■ GIVEN TASK: Wherever "Poly" appears in a line, list that line.

— BEGIN —

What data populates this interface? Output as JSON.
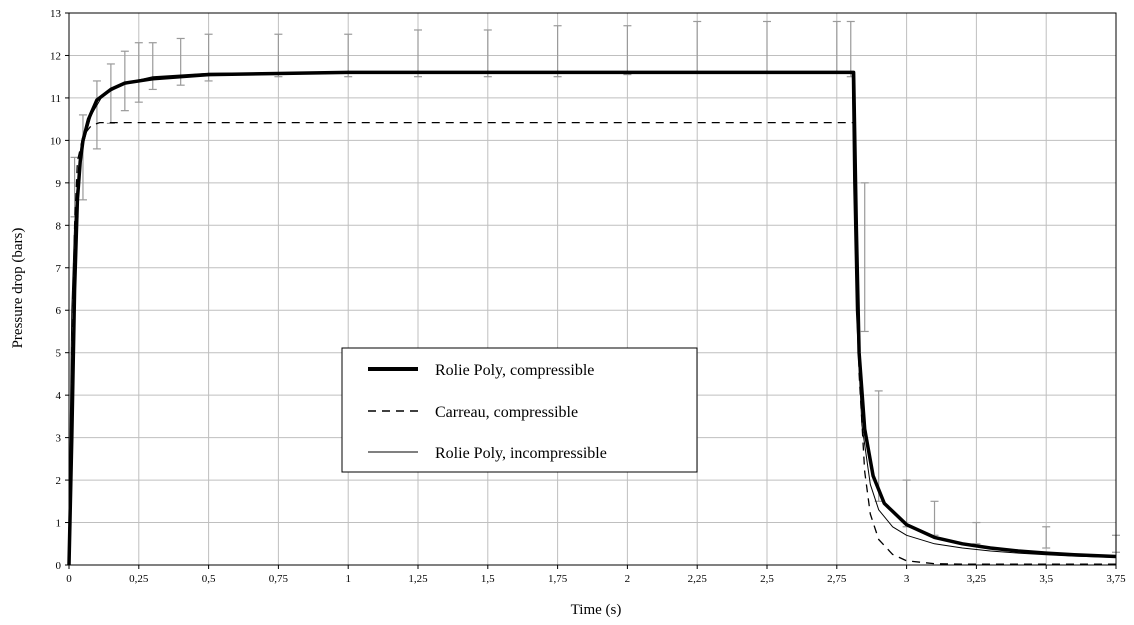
{
  "chart_data": {
    "type": "line",
    "title": "",
    "xlabel": "Time (s)",
    "ylabel": "Pressure drop (bars)",
    "xlim": [
      0,
      3.75
    ],
    "ylim": [
      0,
      13
    ],
    "grid": true,
    "legend_position": "center",
    "x_ticks": [
      "0",
      "0,25",
      "0,5",
      "0,75",
      "1",
      "1,25",
      "1,5",
      "1,75",
      "2",
      "2,25",
      "2,5",
      "2,75",
      "3",
      "3,25",
      "3,5",
      "3,75"
    ],
    "y_ticks": [
      "0",
      "1",
      "2",
      "3",
      "4",
      "5",
      "6",
      "7",
      "8",
      "9",
      "10",
      "11",
      "12",
      "13"
    ],
    "series": [
      {
        "name": "Rolie Poly, compressible",
        "style": "thick-solid",
        "color": "#000000",
        "x": [
          0,
          0.01,
          0.02,
          0.03,
          0.04,
          0.05,
          0.07,
          0.1,
          0.15,
          0.2,
          0.3,
          0.5,
          1.0,
          2.0,
          2.8,
          2.81,
          2.82,
          2.83,
          2.85,
          2.88,
          2.92,
          3.0,
          3.1,
          3.2,
          3.3,
          3.4,
          3.5,
          3.6,
          3.75
        ],
        "y": [
          0,
          3.0,
          6.5,
          8.6,
          9.5,
          10.0,
          10.5,
          10.95,
          11.2,
          11.35,
          11.45,
          11.55,
          11.6,
          11.6,
          11.6,
          11.6,
          8.0,
          5.0,
          3.2,
          2.1,
          1.45,
          0.95,
          0.65,
          0.5,
          0.4,
          0.33,
          0.28,
          0.24,
          0.2
        ]
      },
      {
        "name": "Carreau, compressible",
        "style": "dashed",
        "color": "#000000",
        "x": [
          0,
          0.01,
          0.02,
          0.03,
          0.05,
          0.08,
          0.11,
          0.15,
          0.5,
          1.0,
          2.0,
          2.8,
          2.81,
          2.82,
          2.83,
          2.85,
          2.87,
          2.9,
          2.95,
          3.0,
          3.1,
          3.2,
          3.3,
          3.75
        ],
        "y": [
          0,
          4.5,
          8.0,
          9.5,
          10.1,
          10.35,
          10.42,
          10.42,
          10.42,
          10.42,
          10.42,
          10.42,
          10.42,
          7.5,
          4.5,
          2.2,
          1.2,
          0.6,
          0.25,
          0.1,
          0.03,
          0.02,
          0.02,
          0.02
        ]
      },
      {
        "name": "Rolie Poly, incompressible",
        "style": "thin-solid",
        "color": "#000000",
        "x": [
          0,
          0.005,
          0.01,
          0.02,
          0.03,
          0.05,
          0.08,
          0.12,
          0.2,
          0.3,
          0.5,
          1.0,
          2.0,
          2.8,
          2.805,
          2.81,
          2.82,
          2.84,
          2.87,
          2.9,
          2.95,
          3.0,
          3.1,
          3.2,
          3.3,
          3.4,
          3.5,
          3.6,
          3.75
        ],
        "y": [
          0,
          3.5,
          6.0,
          8.0,
          9.0,
          9.9,
          10.6,
          11.05,
          11.35,
          11.5,
          11.58,
          11.6,
          11.6,
          11.6,
          11.6,
          9.0,
          6.0,
          3.3,
          1.9,
          1.3,
          0.9,
          0.7,
          0.5,
          0.4,
          0.33,
          0.28,
          0.24,
          0.21,
          0.18
        ]
      },
      {
        "name": "",
        "style": "error-bars",
        "color": "#9a9a9a",
        "x": [
          0.02,
          0.05,
          0.1,
          0.15,
          0.2,
          0.25,
          0.3,
          0.4,
          0.5,
          0.75,
          1.0,
          1.25,
          1.5,
          1.75,
          2.0,
          2.25,
          2.5,
          2.75,
          2.8,
          2.85,
          2.9,
          3.0,
          3.1,
          3.25,
          3.5,
          3.75
        ],
        "y_low": [
          8.2,
          8.6,
          9.8,
          10.4,
          10.7,
          10.9,
          11.2,
          11.3,
          11.4,
          11.5,
          11.5,
          11.5,
          11.5,
          11.5,
          11.55,
          11.6,
          11.6,
          11.6,
          11.5,
          5.5,
          1.5,
          0.9,
          0.7,
          0.5,
          0.4,
          0.3
        ],
        "y_high": [
          9.6,
          10.6,
          11.4,
          11.8,
          12.1,
          12.3,
          12.3,
          12.4,
          12.5,
          12.5,
          12.5,
          12.6,
          12.6,
          12.7,
          12.7,
          12.8,
          12.8,
          12.8,
          12.8,
          9.0,
          4.1,
          2.0,
          1.5,
          1.0,
          0.9,
          0.7
        ]
      }
    ],
    "legend": {
      "items": [
        "Rolie Poly, compressible",
        "Carreau, compressible",
        "Rolie Poly, incompressible"
      ]
    }
  }
}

— END —

■ ANSWER TO THE TASK:
        "name": "Rolie Poly, compressible",
        "name": "Rolie Poly, incompressible",
        "Rolie Poly, compressible",
        "Rolie Poly, incompressible"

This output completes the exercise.